# Problem details
Omit images. Retype all entries verbatim.

# Provided entries
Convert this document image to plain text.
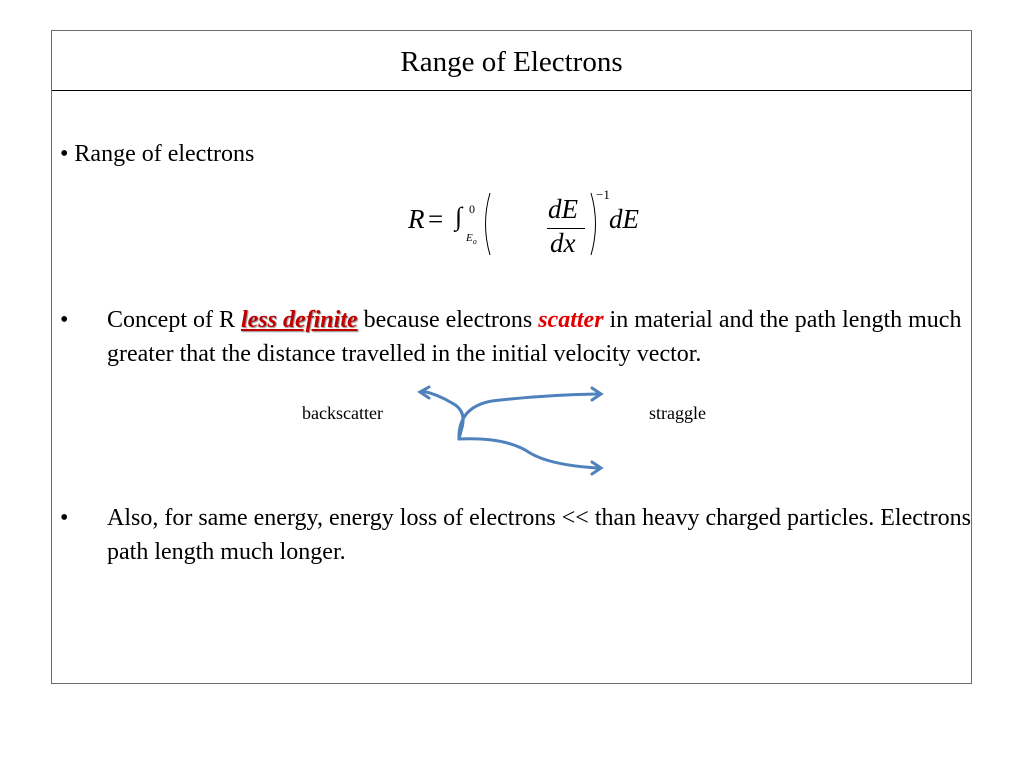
Range of Electrons
• Range of electrons
R = ∫ 0
$E_o$
dE
dx
−1
dE
•	Concept of R less definite because electrons scatter in material and the path length much greater that the distance travelled in the initial velocity vector.
backscatter	straggle
•	Also, for same energy, energy loss of electrons << than heavy charged particles. Electrons path length much longer.
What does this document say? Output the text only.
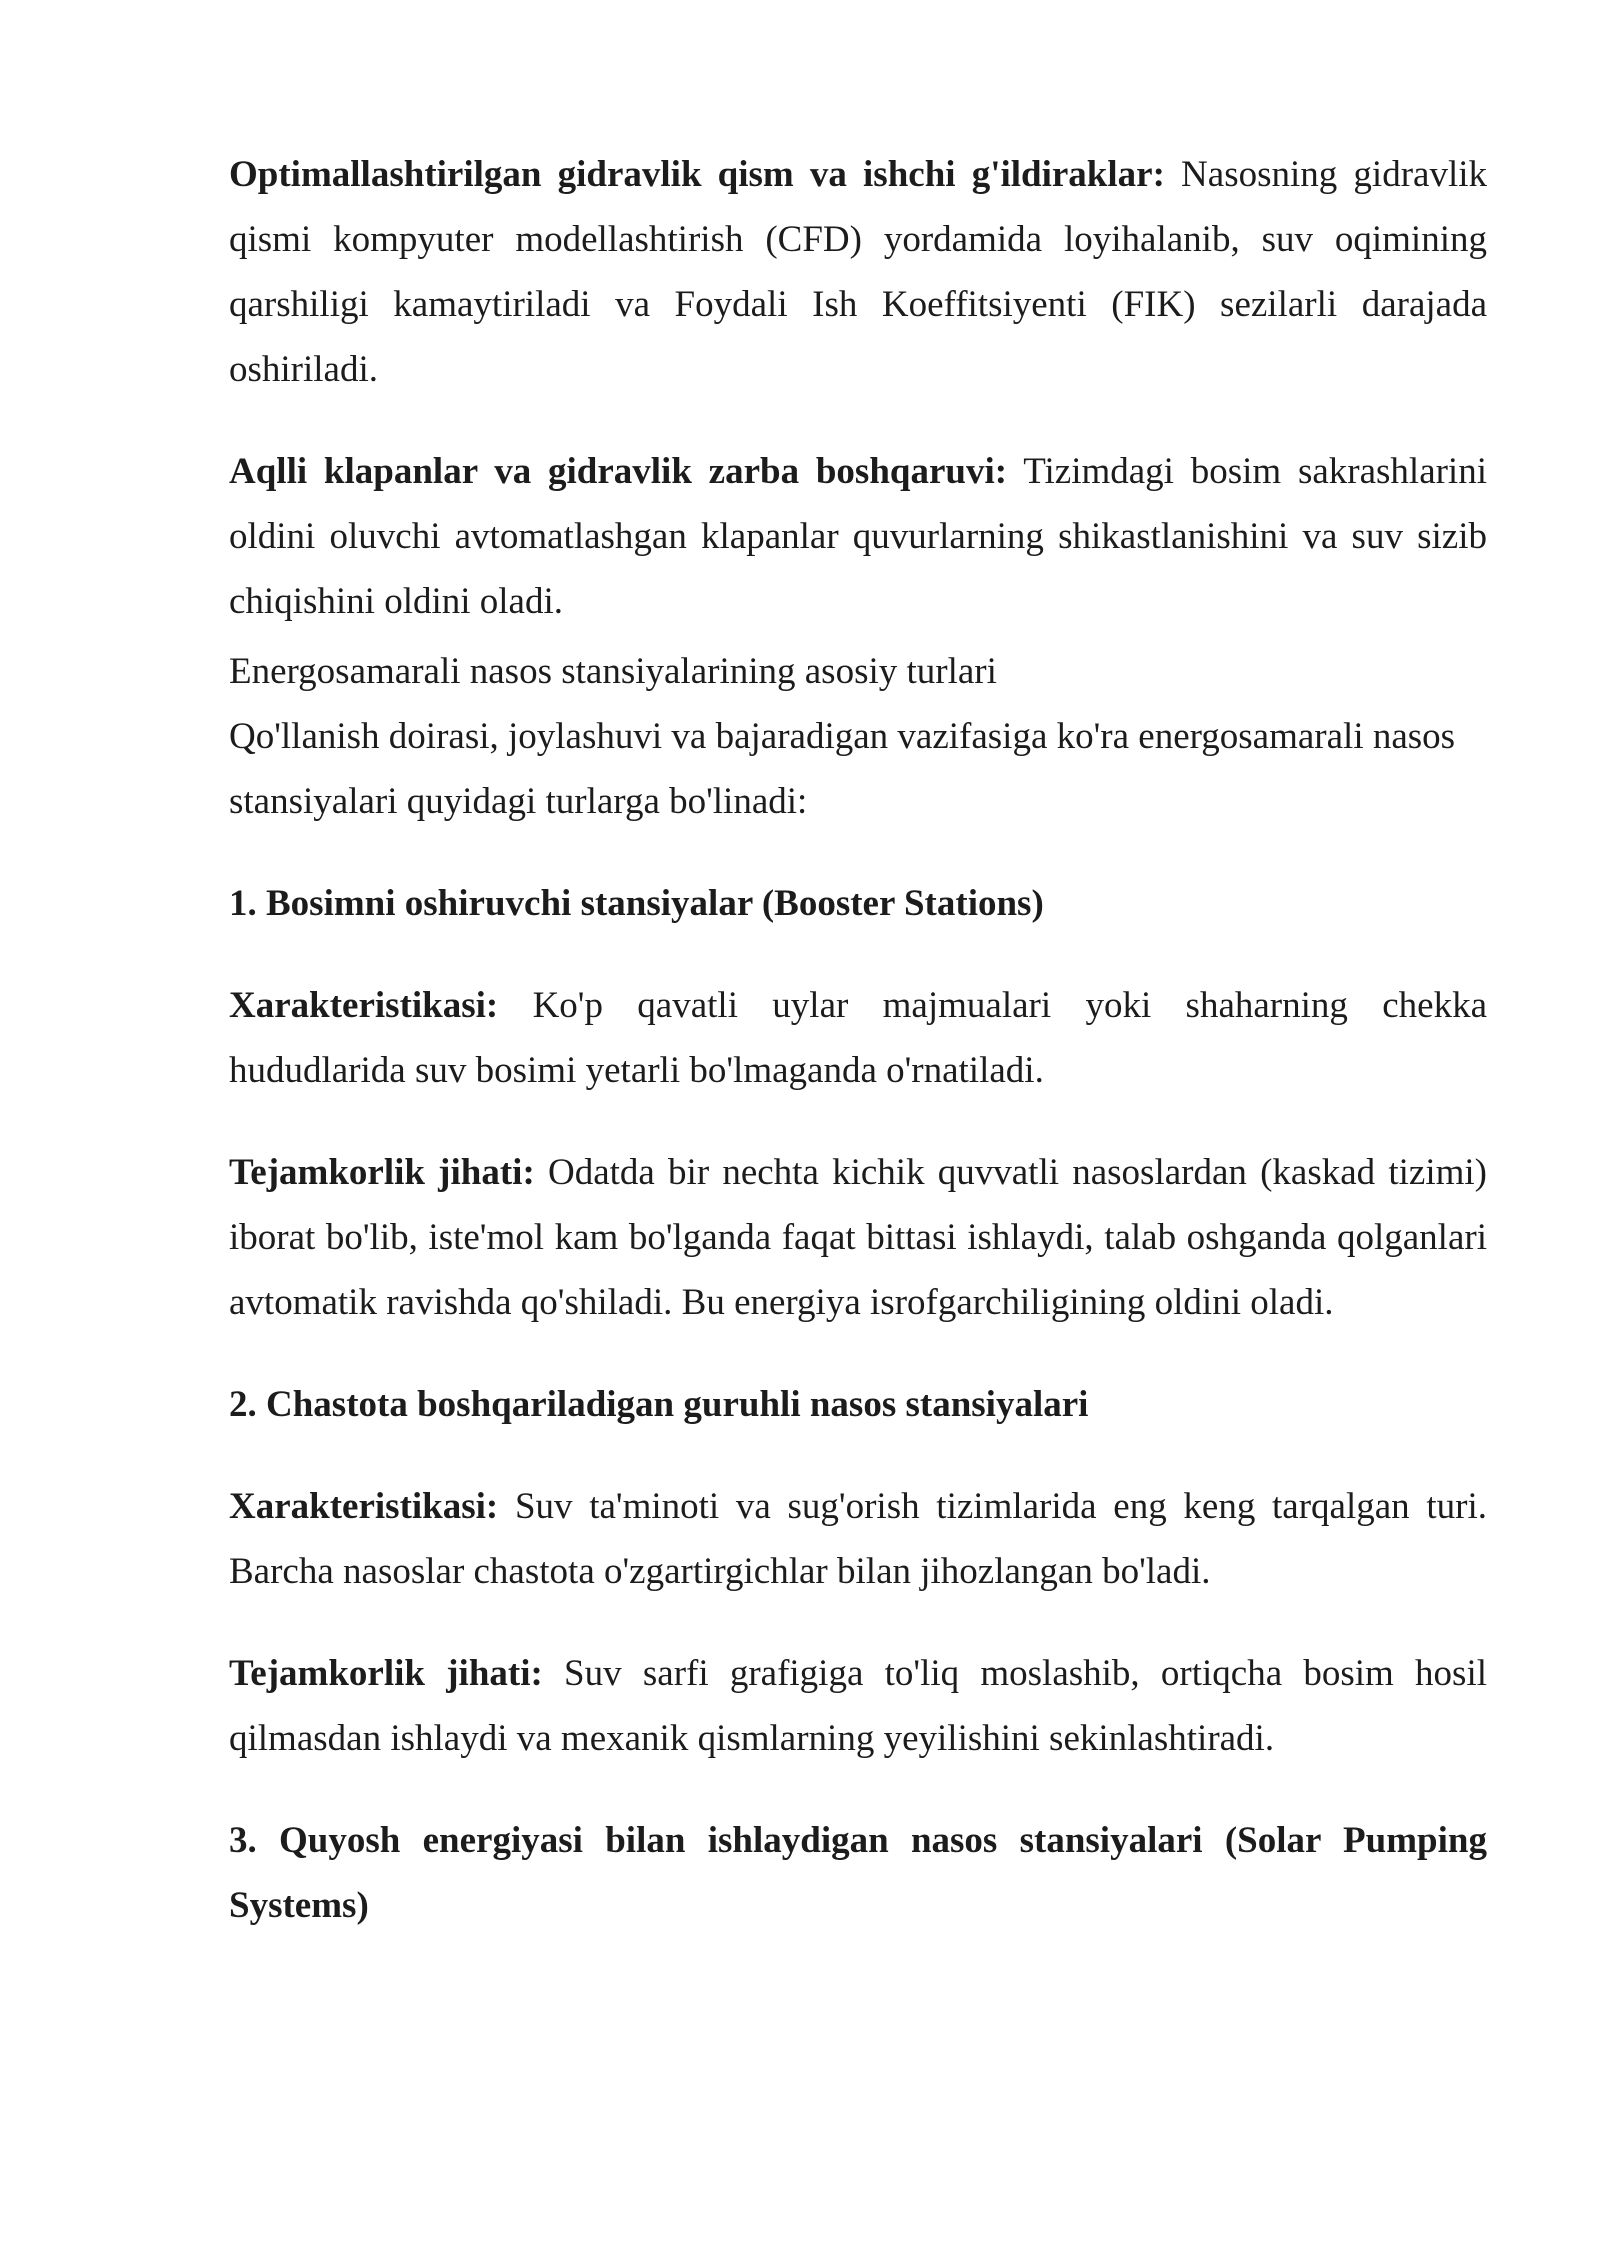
Optimallashtirilgan gidravlik qism va ishchi g'ildiraklar: Nasosning gidravlik qismi kompyuter modellashtirish (CFD) yordamida loyihalanib, suv oqimining qarshiligi kamaytiriladi va Foydali Ish Koeffitsiyenti (FIK) sezilarli darajada oshiriladi.

Aqlli klapanlar va gidravlik zarba boshqaruvi: Tizimdagi bosim sakrashlarini oldini oluvchi avtomatlashgan klapanlar quvurlarning shikastlanishini va suv sizib chiqishini oldini oladi.

Energosamarali nasos stansiyalarining asosiy turlari

Qo'llanish doirasi, joylashuvi va bajaradigan vazifasiga ko'ra energosamarali nasos stansiyalari quyidagi turlarga bo'linadi:

1. Bosimni oshiruvchi stansiyalar (Booster Stations)

Xarakteristikasi: Ko'p qavatli uylar majmualari yoki shaharning chekka hududlarida suv bosimi yetarli bo'lmaganda o'rnatiladi.

Tejamkorlik jihati: Odatda bir nechta kichik quvvatli nasoslardan (kaskad tizimi) iborat bo'lib, iste'mol kam bo'lganda faqat bittasi ishlaydi, talab oshganda qolganlari avtomatik ravishda qo'shiladi. Bu energiya isrofgarchiligining oldini oladi.

2. Chastota boshqariladigan guruhli nasos stansiyalari

Xarakteristikasi: Suv ta'minoti va sug'orish tizimlarida eng keng tarqalgan turi. Barcha nasoslar chastota o'zgartirgichlar bilan jihozlangan bo'ladi.

Tejamkorlik jihati: Suv sarfi grafigiga to'liq moslashib, ortiqcha bosim hosil qilmasdan ishlaydi va mexanik qismlarning yeyilishini sekinlashtiradi.

3. Quyosh energiyasi bilan ishlaydigan nasos stansiyalari (Solar Pumping Systems)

# Written response
Convert this document image to plain text.
Range of Electrons
• Range of electrons
R = ∫ 0
$E_o$
dE
dx
−1
dE
•	Concept of R less definite because electrons scatter in material and the path length much greater that the distance travelled in the initial velocity vector.
backscatter	straggle
•	Also, for same energy, energy loss of electrons << than heavy charged particles. Electrons path length much longer.
What does this document say? Output the text only.
Optimallashtirilgan gidravlik qism va ishchi g'ildiraklar: Nasosning gidravlik qismi kompyuter modellashtirish (CFD) yordamida loyihalanib, suv oqimining qarshiligi kamaytiriladi va Foydali Ish Koeffitsiyenti (FIK) sezilarli darajada oshiriladi.

Aqlli klapanlar va gidravlik zarba boshqaruvi: Tizimdagi bosim sakrashlarini oldini oluvchi avtomatlashgan klapanlar quvurlarning shikastlanishini va suv sizib chiqishini oldini oladi.

Energosamarali nasos stansiyalarining asosiy turlari

Qo'llanish doirasi, joylashuvi va bajaradigan vazifasiga ko'ra energosamarali nasos stansiyalari quyidagi turlarga bo'linadi:

1. Bosimni oshiruvchi stansiyalar (Booster Stations)

Xarakteristikasi: Ko'p qavatli uylar majmualari yoki shaharning chekka hududlarida suv bosimi yetarli bo'lmaganda o'rnatiladi.

Tejamkorlik jihati: Odatda bir nechta kichik quvvatli nasoslardan (kaskad tizimi) iborat bo'lib, iste'mol kam bo'lganda faqat bittasi ishlaydi, talab oshganda qolganlari avtomatik ravishda qo'shiladi. Bu energiya isrofgarchiligining oldini oladi.

2. Chastota boshqariladigan guruhli nasos stansiyalari

Xarakteristikasi: Suv ta'minoti va sug'orish tizimlarida eng keng tarqalgan turi. Barcha nasoslar chastota o'zgartirgichlar bilan jihozlangan bo'ladi.

Tejamkorlik jihati: Suv sarfi grafigiga to'liq moslashib, ortiqcha bosim hosil qilmasdan ishlaydi va mexanik qismlarning yeyilishini sekinlashtiradi.

3. Quyosh energiyasi bilan ishlaydigan nasos stansiyalari (Solar Pumping Systems)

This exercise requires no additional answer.